To be done: Can you copy out every line of the listing below, character for character, without changing anything?

Record set:
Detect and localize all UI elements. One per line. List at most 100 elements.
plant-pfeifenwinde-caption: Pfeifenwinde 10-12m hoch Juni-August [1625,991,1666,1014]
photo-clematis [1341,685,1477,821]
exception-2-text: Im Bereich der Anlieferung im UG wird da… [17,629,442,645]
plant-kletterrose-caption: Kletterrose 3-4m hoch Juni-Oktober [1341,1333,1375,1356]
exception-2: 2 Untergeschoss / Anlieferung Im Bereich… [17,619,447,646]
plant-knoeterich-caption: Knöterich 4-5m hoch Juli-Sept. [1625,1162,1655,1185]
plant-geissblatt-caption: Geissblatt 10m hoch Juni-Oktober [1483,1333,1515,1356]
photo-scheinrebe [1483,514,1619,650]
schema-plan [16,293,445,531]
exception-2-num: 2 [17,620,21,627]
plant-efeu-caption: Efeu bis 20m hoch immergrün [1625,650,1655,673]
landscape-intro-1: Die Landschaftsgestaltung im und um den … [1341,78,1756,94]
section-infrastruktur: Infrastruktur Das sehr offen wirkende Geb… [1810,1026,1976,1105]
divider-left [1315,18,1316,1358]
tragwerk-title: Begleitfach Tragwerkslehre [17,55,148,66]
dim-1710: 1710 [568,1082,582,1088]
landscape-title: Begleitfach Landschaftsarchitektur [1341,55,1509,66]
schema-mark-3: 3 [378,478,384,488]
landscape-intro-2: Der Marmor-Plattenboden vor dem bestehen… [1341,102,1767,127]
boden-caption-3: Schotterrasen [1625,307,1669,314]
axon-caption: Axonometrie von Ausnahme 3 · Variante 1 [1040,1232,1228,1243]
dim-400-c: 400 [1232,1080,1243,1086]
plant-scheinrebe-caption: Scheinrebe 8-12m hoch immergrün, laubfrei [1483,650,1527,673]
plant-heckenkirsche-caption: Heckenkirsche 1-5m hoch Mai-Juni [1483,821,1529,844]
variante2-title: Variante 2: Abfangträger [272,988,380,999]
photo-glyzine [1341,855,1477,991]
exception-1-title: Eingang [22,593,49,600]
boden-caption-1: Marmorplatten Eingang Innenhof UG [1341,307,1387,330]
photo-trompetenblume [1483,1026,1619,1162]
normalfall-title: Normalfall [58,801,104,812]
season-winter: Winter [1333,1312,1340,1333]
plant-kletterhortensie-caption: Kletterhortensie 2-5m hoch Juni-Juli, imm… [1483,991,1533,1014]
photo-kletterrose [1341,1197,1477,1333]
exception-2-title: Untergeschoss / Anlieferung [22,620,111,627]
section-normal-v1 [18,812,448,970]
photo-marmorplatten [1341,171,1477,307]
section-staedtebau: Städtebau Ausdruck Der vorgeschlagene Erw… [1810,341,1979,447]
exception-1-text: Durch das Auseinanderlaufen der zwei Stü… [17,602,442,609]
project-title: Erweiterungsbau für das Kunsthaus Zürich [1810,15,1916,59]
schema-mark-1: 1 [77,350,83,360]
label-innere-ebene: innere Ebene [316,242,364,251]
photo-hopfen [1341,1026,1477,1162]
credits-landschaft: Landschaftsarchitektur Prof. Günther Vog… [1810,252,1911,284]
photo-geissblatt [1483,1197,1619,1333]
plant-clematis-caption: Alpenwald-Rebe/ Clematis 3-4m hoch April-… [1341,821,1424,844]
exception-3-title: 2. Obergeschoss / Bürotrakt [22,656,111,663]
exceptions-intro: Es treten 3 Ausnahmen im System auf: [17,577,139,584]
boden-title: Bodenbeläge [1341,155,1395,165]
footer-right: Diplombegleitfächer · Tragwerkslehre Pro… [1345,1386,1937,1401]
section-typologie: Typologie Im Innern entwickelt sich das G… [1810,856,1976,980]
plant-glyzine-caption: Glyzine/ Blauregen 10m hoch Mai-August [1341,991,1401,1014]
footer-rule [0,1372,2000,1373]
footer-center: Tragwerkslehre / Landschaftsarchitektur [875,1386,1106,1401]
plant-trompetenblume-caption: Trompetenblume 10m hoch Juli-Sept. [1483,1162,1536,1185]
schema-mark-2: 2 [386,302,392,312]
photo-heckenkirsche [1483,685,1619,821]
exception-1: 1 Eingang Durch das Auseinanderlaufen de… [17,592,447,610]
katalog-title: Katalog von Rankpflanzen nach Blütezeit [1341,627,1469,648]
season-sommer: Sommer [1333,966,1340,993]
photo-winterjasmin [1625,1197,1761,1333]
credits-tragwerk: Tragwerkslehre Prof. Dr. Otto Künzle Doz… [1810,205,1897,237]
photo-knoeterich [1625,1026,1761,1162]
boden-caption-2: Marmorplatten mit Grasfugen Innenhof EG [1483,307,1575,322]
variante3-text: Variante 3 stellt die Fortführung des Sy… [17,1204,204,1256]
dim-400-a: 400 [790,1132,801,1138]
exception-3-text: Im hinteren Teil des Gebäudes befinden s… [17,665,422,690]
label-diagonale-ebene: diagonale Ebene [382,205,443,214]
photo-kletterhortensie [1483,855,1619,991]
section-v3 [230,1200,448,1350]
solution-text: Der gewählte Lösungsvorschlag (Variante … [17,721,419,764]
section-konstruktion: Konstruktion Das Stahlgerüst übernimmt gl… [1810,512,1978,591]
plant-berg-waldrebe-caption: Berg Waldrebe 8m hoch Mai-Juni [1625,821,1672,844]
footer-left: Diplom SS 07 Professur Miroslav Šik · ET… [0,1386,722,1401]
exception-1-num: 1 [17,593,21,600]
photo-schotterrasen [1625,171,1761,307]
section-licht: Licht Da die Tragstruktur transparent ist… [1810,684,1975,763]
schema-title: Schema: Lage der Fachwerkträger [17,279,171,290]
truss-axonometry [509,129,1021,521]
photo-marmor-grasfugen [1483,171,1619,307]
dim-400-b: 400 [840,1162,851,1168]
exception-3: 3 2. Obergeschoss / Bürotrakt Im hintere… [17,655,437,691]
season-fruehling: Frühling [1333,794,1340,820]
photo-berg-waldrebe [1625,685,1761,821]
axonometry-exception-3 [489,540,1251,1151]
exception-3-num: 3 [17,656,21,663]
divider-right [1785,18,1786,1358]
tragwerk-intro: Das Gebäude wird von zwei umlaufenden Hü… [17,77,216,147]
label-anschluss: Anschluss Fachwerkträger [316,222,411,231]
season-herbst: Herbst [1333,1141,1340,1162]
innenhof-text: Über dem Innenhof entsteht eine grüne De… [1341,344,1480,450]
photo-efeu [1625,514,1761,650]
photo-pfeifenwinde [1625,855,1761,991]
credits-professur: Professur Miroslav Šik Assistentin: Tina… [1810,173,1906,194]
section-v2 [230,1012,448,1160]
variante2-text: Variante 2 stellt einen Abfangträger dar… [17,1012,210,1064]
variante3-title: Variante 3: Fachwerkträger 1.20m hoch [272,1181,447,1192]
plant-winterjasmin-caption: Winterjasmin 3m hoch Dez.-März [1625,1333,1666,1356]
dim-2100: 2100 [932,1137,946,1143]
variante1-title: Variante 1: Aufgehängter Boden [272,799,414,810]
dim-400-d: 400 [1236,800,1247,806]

Reply:
Detect and localize all UI elements. One per line. List at most 100 elements.
plant-pfeifenwinde-caption: Pfeifenwinde 10-12m hoch Juni-August [1625,991,1666,1014]
photo-clematis [1341,685,1477,821]
exception-2-text: Im Bereich der Anlieferung im UG wird da… [17,629,442,645]
plant-kletterrose-caption: Kletterrose 3-4m hoch Juni-Oktober [1341,1333,1375,1356]
exception-2: 2 Untergeschoss / Anlieferung Im Bereich… [17,619,447,646]
plant-knoeterich-caption: Knöterich 4-5m hoch Juli-Sept. [1625,1162,1655,1185]
plant-geissblatt-caption: Geissblatt 10m hoch Juni-Oktober [1483,1333,1515,1356]
photo-scheinrebe [1483,514,1619,650]
schema-plan [16,293,445,531]
exception-2-num: 2 [17,620,21,627]
plant-efeu-caption: Efeu bis 20m hoch immergrün [1625,650,1655,673]
landscape-intro-1: Die Landschaftsgestaltung im und um den … [1341,78,1756,94]
section-infrastruktur: Infrastruktur Das sehr offen wirkende Geb… [1810,1026,1976,1105]
divider-left [1315,18,1316,1358]
tragwerk-title: Begleitfach Tragwerkslehre [17,55,148,66]
dim-1710: 1710 [568,1082,582,1088]
landscape-title: Begleitfach Landschaftsarchitektur [1341,55,1509,66]
schema-mark-3: 3 [378,478,384,488]
landscape-intro-2: Der Marmor-Plattenboden vor dem bestehen… [1341,102,1767,127]
boden-caption-3: Schotterrasen [1625,307,1669,314]
axon-caption: Axonometrie von Ausnahme 3 · Variante 1 [1040,1232,1228,1243]
dim-400-c: 400 [1232,1080,1243,1086]
plant-scheinrebe-caption: Scheinrebe 8-12m hoch immergrün, laubfrei [1483,650,1527,673]
plant-heckenkirsche-caption: Heckenkirsche 1-5m hoch Mai-Juni [1483,821,1529,844]
variante2-title: Variante 2: Abfangträger [272,988,380,999]
photo-glyzine [1341,855,1477,991]
exception-1-title: Eingang [22,593,49,600]
boden-caption-1: Marmorplatten Eingang Innenhof UG [1341,307,1387,330]
photo-trompetenblume [1483,1026,1619,1162]
normalfall-title: Normalfall [58,801,104,812]
season-winter: Winter [1333,1312,1340,1333]
plant-kletterhortensie-caption: Kletterhortensie 2-5m hoch Juni-Juli, imm… [1483,991,1533,1014]
photo-kletterrose [1341,1197,1477,1333]
exception-2-title: Untergeschoss / Anlieferung [22,620,111,627]
section-normal-v1 [18,812,448,970]
photo-marmorplatten [1341,171,1477,307]
section-staedtebau: Städtebau Ausdruck Der vorgeschlagene Erw… [1810,341,1979,447]
exception-1-text: Durch das Auseinanderlaufen der zwei Stü… [17,602,442,609]
project-title: Erweiterungsbau für das Kunsthaus Zürich [1810,15,1916,59]
schema-mark-1: 1 [77,350,83,360]
label-innere-ebene: innere Ebene [316,242,364,251]
photo-hopfen [1341,1026,1477,1162]
credits-landschaft: Landschaftsarchitektur Prof. Günther Vog… [1810,252,1911,284]
photo-geissblatt [1483,1197,1619,1333]
plant-clematis-caption: Alpenwald-Rebe/ Clematis 3-4m hoch April-… [1341,821,1424,844]
exception-3-title: 2. Obergeschoss / Bürotrakt [22,656,111,663]
exceptions-intro: Es treten 3 Ausnahmen im System auf: [17,577,139,584]
boden-title: Bodenbeläge [1341,155,1395,165]
footer-right: Diplombegleitfächer · Tragwerkslehre Pro… [1345,1386,1937,1401]
section-typologie: Typologie Im Innern entwickelt sich das G… [1810,856,1976,980]
plant-glyzine-caption: Glyzine/ Blauregen 10m hoch Mai-August [1341,991,1401,1014]
footer-rule [0,1372,2000,1373]
footer-center: Tragwerkslehre / Landschaftsarchitektur [875,1386,1106,1401]
plant-trompetenblume-caption: Trompetenblume 10m hoch Juli-Sept. [1483,1162,1536,1185]
schema-mark-2: 2 [386,302,392,312]
photo-heckenkirsche [1483,685,1619,821]
exception-1: 1 Eingang Durch das Auseinanderlaufen de… [17,592,447,610]
katalog-title: Katalog von Rankpflanzen nach Blütezeit [1341,627,1469,648]
season-sommer: Sommer [1333,966,1340,993]
photo-winterjasmin [1625,1197,1761,1333]
credits-tragwerk: Tragwerkslehre Prof. Dr. Otto Künzle Doz… [1810,205,1897,237]
photo-knoeterich [1625,1026,1761,1162]
boden-caption-2: Marmorplatten mit Grasfugen Innenhof EG [1483,307,1575,322]
variante3-text: Variante 3 stellt die Fortführung des Sy… [17,1204,204,1256]
dim-400-a: 400 [790,1132,801,1138]
exception-3-text: Im hinteren Teil des Gebäudes befinden s… [17,665,422,690]
label-diagonale-ebene: diagonale Ebene [382,205,443,214]
photo-kletterhortensie [1483,855,1619,991]
section-v3 [230,1200,448,1350]
solution-text: Der gewählte Lösungsvorschlag (Variante … [17,721,419,764]
section-konstruktion: Konstruktion Das Stahlgerüst übernimmt gl… [1810,512,1978,591]
plant-berg-waldrebe-caption: Berg Waldrebe 8m hoch Mai-Juni [1625,821,1672,844]
footer-left: Diplom SS 07 Professur Miroslav Šik · ET… [0,1386,722,1401]
exception-1-num: 1 [17,593,21,600]
photo-schotterrasen [1625,171,1761,307]
section-licht: Licht Da die Tragstruktur transparent ist… [1810,684,1975,763]
schema-title: Schema: Lage der Fachwerkträger [17,279,171,290]
truss-axonometry [509,129,1021,521]
photo-marmor-grasfugen [1483,171,1619,307]
dim-400-b: 400 [840,1162,851,1168]
exception-3: 3 2. Obergeschoss / Bürotrakt Im hintere… [17,655,437,691]
season-fruehling: Frühling [1333,794,1340,820]
photo-berg-waldrebe [1625,685,1761,821]
axonometry-exception-3 [489,540,1251,1151]
exception-3-num: 3 [17,656,21,663]
divider-right [1785,18,1786,1358]
tragwerk-intro: Das Gebäude wird von zwei umlaufenden Hü… [17,77,216,147]
label-anschluss: Anschluss Fachwerkträger [316,222,411,231]
season-herbst: Herbst [1333,1141,1340,1162]
innenhof-text: Über dem Innenhof entsteht eine grüne De… [1341,344,1480,450]
photo-efeu [1625,514,1761,650]
photo-pfeifenwinde [1625,855,1761,991]
credits-professur: Professur Miroslav Šik Assistentin: Tina… [1810,173,1906,194]
section-v2 [230,1012,448,1160]
variante2-text: Variante 2 stellt einen Abfangträger dar… [17,1012,210,1064]
variante3-title: Variante 3: Fachwerkträger 1.20m hoch [272,1181,447,1192]
plant-winterjasmin-caption: Winterjasmin 3m hoch Dez.-März [1625,1333,1666,1356]
dim-2100: 2100 [932,1137,946,1143]
variante1-title: Variante 1: Aufgehängter Boden [272,799,414,810]
dim-400-d: 400 [1236,800,1247,806]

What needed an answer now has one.